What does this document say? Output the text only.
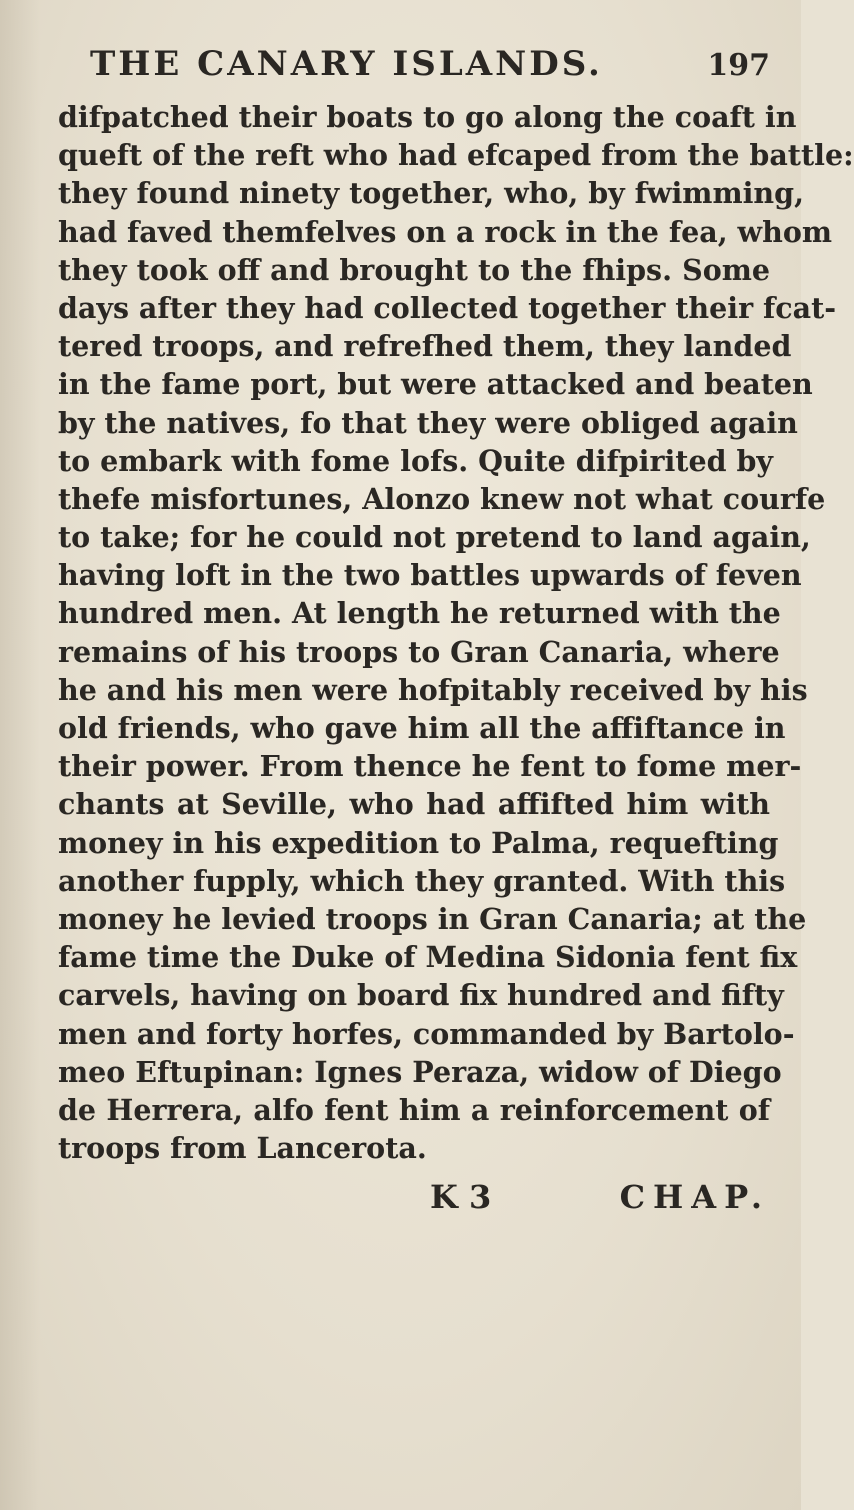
THE CANARY ISLANDS.	197
difpatched their boats to go along the coaft in
queft of the reft who had efcaped from the battle:
they found ninety together, who, by fwimming,
had faved themfelves on a rock in the fea, whom
they took off and brought to the fhips. Some
days after they had collected together their fcat-
tered troops, and refrefhed them, they landed
in the fame port, but were attacked and beaten
by the natives, fo that they were obliged again
to embark with fome lofs. Quite difpirited by
thefe misfortunes, Alonzo knew not what courfe
to take; for he could not pretend to land again,
having loft in the two battles upwards of feven
hundred men. At length he returned with the
remains of his troops to Gran Canaria, where
he and his men were hofpitably received by his
old friends, who gave him all the affiftance in
their power. From thence he fent to fome mer-
chants at Seville, who had affifted him with
money in his expedition to Palma, requefting
another fupply, which they granted. With this
money he levied troops in Gran Canaria; at the
fame time the Duke of Medina Sidonia fent fix
carvels, having on board fix hundred and fifty
men and forty horfes, commanded by Bartolo-
meo Eftupinan: Ignes Peraza, widow of Diego
de Herrera, alfo fent him a reinforcement of
troops from Lancerota.
K 3	CHAP.
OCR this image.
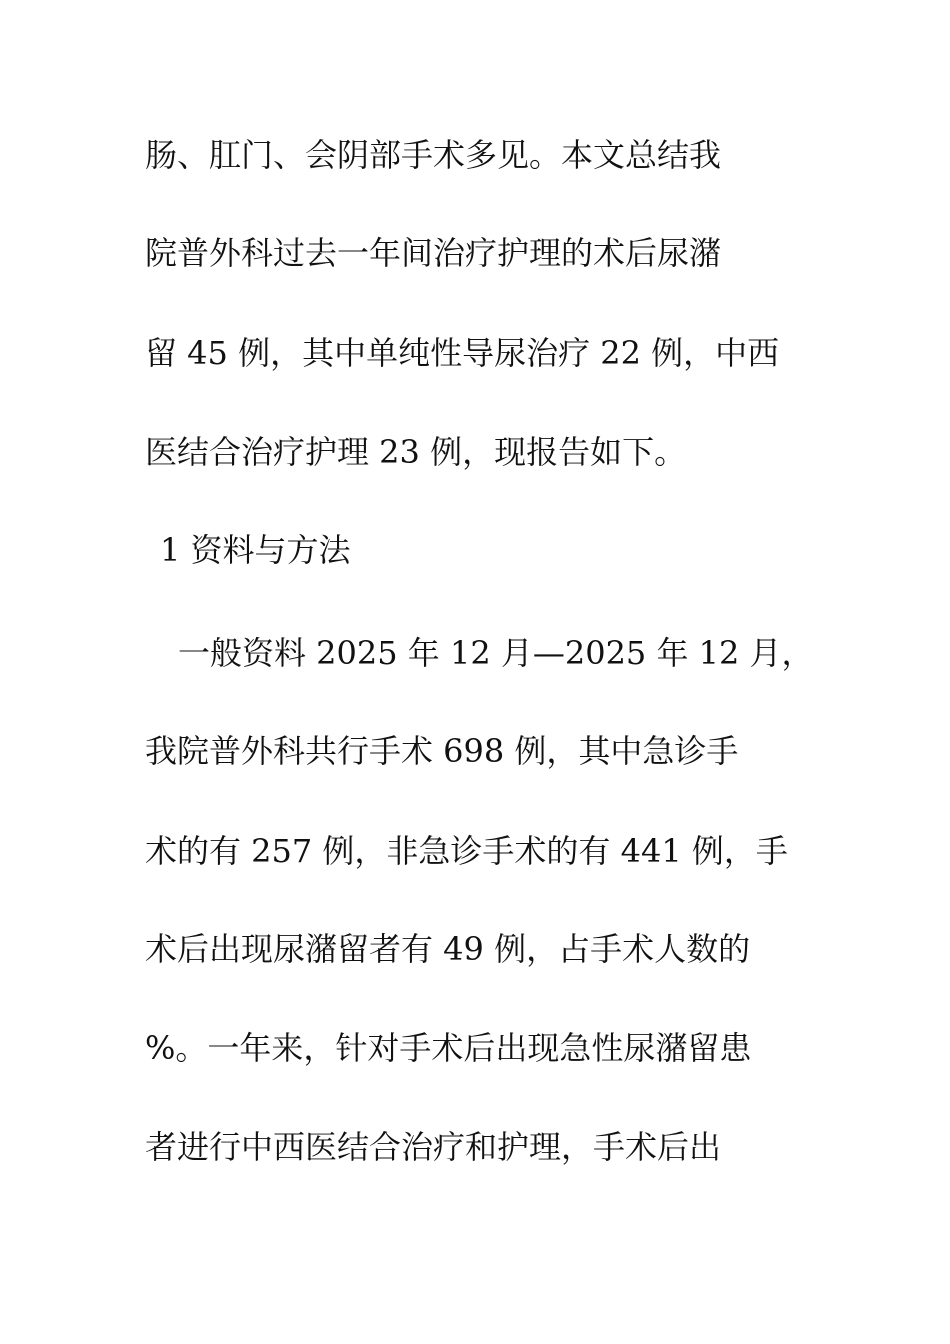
肠、肛门、会阴部手术多见。本文总结我
院普外科过去一年间治疗护理的术后尿潴
留 45 例，其中单纯性导尿治疗 22 例，中西
医结合治疗护理 23 例，现报告如下。
1 资料与方法
一般资料 2025 年 12 月—2025 年 12 月，
我院普外科共行手术 698 例，其中急诊手
术的有 257 例，非急诊手术的有 441 例，手
术后出现尿潴留者有 49 例，占手术人数的
%。一年来，针对手术后出现急性尿潴留患
者进行中西医结合治疗和护理，手术后出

____________________

Your goal: Pictures don't belong in the copy. Restate all the entries exactly.

Reply to the task:
What does this document say? Output the text only.
THE CANARY ISLANDS.	197
difpatched their boats to go along the coaft in
queft of the reft who had efcaped from the battle:
they found ninety together, who, by fwimming,
had faved themfelves on a rock in the fea, whom
they took off and brought to the fhips. Some
days after they had collected together their fcat-
tered troops, and refrefhed them, they landed
in the fame port, but were attacked and beaten
by the natives, fo that they were obliged again
to embark with fome lofs. Quite difpirited by
thefe misfortunes, Alonzo knew not what courfe
to take; for he could not pretend to land again,
having loft in the two battles upwards of feven
hundred men. At length he returned with the
remains of his troops to Gran Canaria, where
he and his men were hofpitably received by his
old friends, who gave him all the affiftance in
their power. From thence he fent to fome mer-
chants at Seville, who had affifted him with
money in his expedition to Palma, requefting
another fupply, which they granted. With this
money he levied troops in Gran Canaria; at the
fame time the Duke of Medina Sidonia fent fix
carvels, having on board fix hundred and fifty
men and forty horfes, commanded by Bartolo-
meo Eftupinan: Ignes Peraza, widow of Diego
de Herrera, alfo fent him a reinforcement of
troops from Lancerota.
K 3	CHAP.
OCR this image.
肠、肛门、会阴部手术多见。本文总结我
院普外科过去一年间治疗护理的术后尿潴
留 45 例，其中单纯性导尿治疗 22 例，中西
医结合治疗护理 23 例，现报告如下。
1 资料与方法
一般资料 2025 年 12 月—2025 年 12 月，
我院普外科共行手术 698 例，其中急诊手
术的有 257 例，非急诊手术的有 441 例，手
术后出现尿潴留者有 49 例，占手术人数的
%。一年来，针对手术后出现急性尿潴留患
者进行中西医结合治疗和护理，手术后出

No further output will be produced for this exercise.